**WRITTEN TASK:** Count every line in the data below where "السلام" occurs, then state that number and nothing more.

**DATA LINES:**
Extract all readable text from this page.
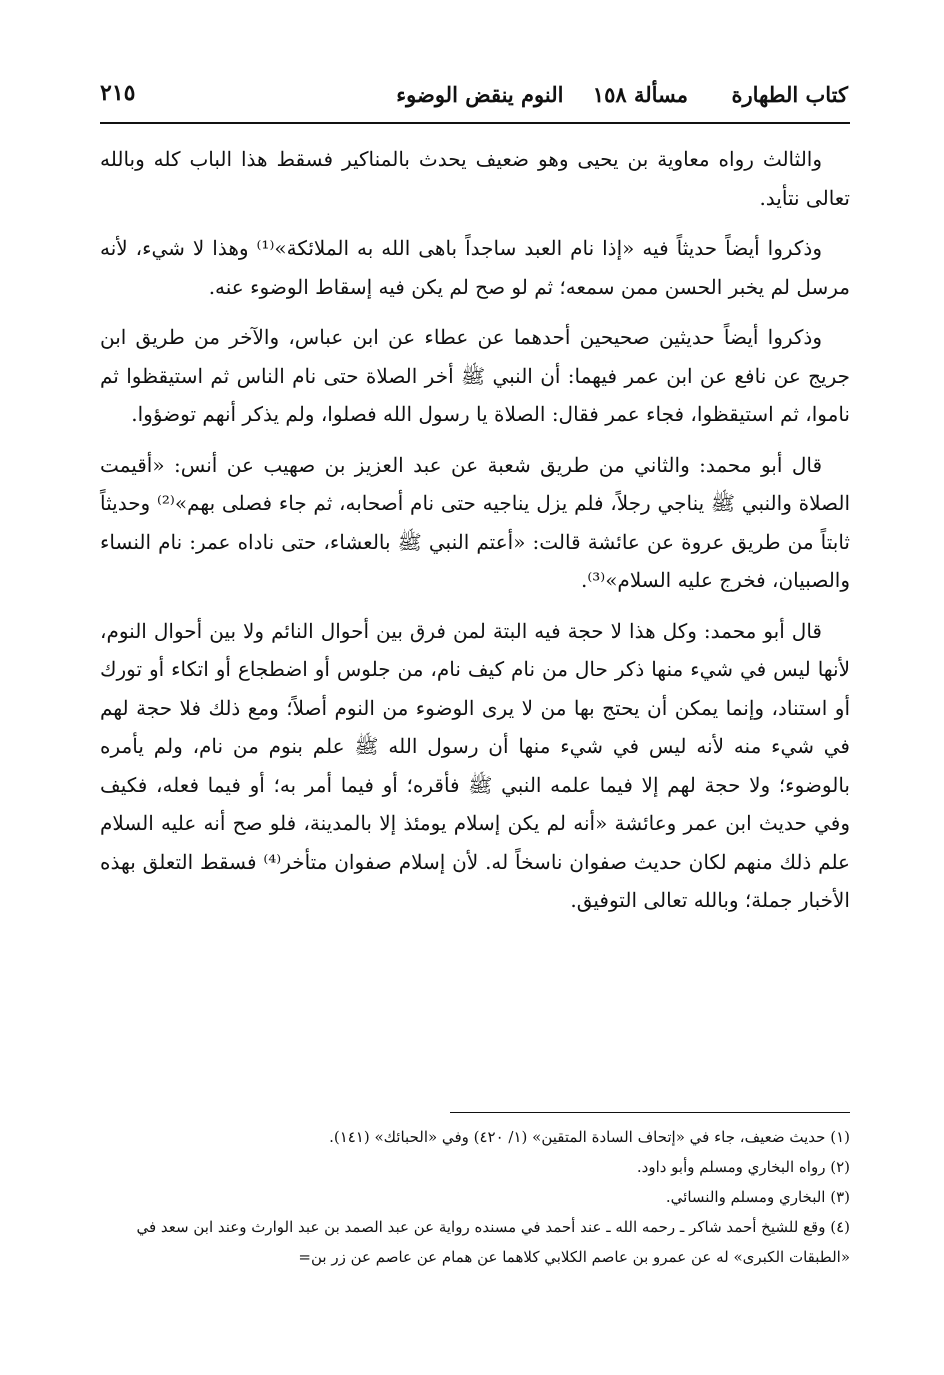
كتاب الطهارة
مسألة ١٥٨ النوم ينقض الوضوء
٢١٥

والثالث رواه معاوية بن يحيى وهو ضعيف يحدث بالمناكير فسقط هذا الباب كله وبالله تعالى نتأيد.

وذكروا أيضاً حديثاً فيه «إذا نام العبد ساجداً باهى الله به الملائكة»⁽¹⁾ وهذا لا شيء، لأنه مرسل لم يخبر الحسن ممن سمعه؛ ثم لو صح لم يكن فيه إسقاط الوضوء عنه.

وذكروا أيضاً حديثين صحيحين أحدهما عن عطاء عن ابن عباس، والآخر من طريق ابن جريج عن نافع عن ابن عمر فيهما: أن النبي ﷺ أخر الصلاة حتى نام الناس ثم استيقظوا ثم ناموا، ثم استيقظوا، فجاء عمر فقال: الصلاة يا رسول الله فصلوا، ولم يذكر أنهم توضؤوا.

قال أبو محمد: والثاني من طريق شعبة عن عبد العزيز بن صهيب عن أنس: «أقيمت الصلاة والنبي ﷺ يناجي رجلاً، فلم يزل يناجيه حتى نام أصحابه، ثم جاء فصلى بهم»⁽²⁾ وحديثاً ثابتاً من طريق عروة عن عائشة قالت: «أعتم النبي ﷺ بالعشاء، حتى ناداه عمر: نام النساء والصبيان، فخرج عليه السلام»⁽³⁾.

قال أبو محمد: وكل هذا لا حجة فيه البتة لمن فرق بين أحوال النائم ولا بين أحوال النوم، لأنها ليس في شيء منها ذكر حال من نام كيف نام، من جلوس أو اضطجاع أو اتكاء أو تورك أو استناد، وإنما يمكن أن يحتج بها من لا يرى الوضوء من النوم أصلاً؛ ومع ذلك فلا حجة لهم في شيء منه لأنه ليس في شيء منها أن رسول الله ﷺ علم بنوم من نام، ولم يأمره بالوضوء؛ ولا حجة لهم إلا فيما علمه النبي ﷺ فأقره؛ أو فيما أمر به؛ أو فيما فعله، فكيف وفي حديث ابن عمر وعائشة «أنه لم يكن إسلام يومئذ إلا بالمدينة، فلو صح أنه عليه السلام علم ذلك منهم لكان حديث صفوان ناسخاً له. لأن إسلام صفوان متأخر⁽⁴⁾ فسقط التعلق بهذه الأخبار جملة؛ وبالله تعالى التوفيق.

(١) حديث ضعيف، جاء في «إتحاف السادة المتقين» (١/ ٤٢٠) وفي «الحبائك» (١٤١).
(٢) رواه البخاري ومسلم وأبو داود.
(٣) البخاري ومسلم والنسائي.
(٤) وقع للشيخ أحمد شاكر ـ رحمه الله ـ عند أحمد في مسنده رواية عن عبد الصمد بن عبد الوارث وعند ابن سعد في «الطبقات الكبرى» له عن عمرو بن عاصم الكلابي كلاهما عن همام عن عاصم عن زر بن=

**FULL ANSWER:** 2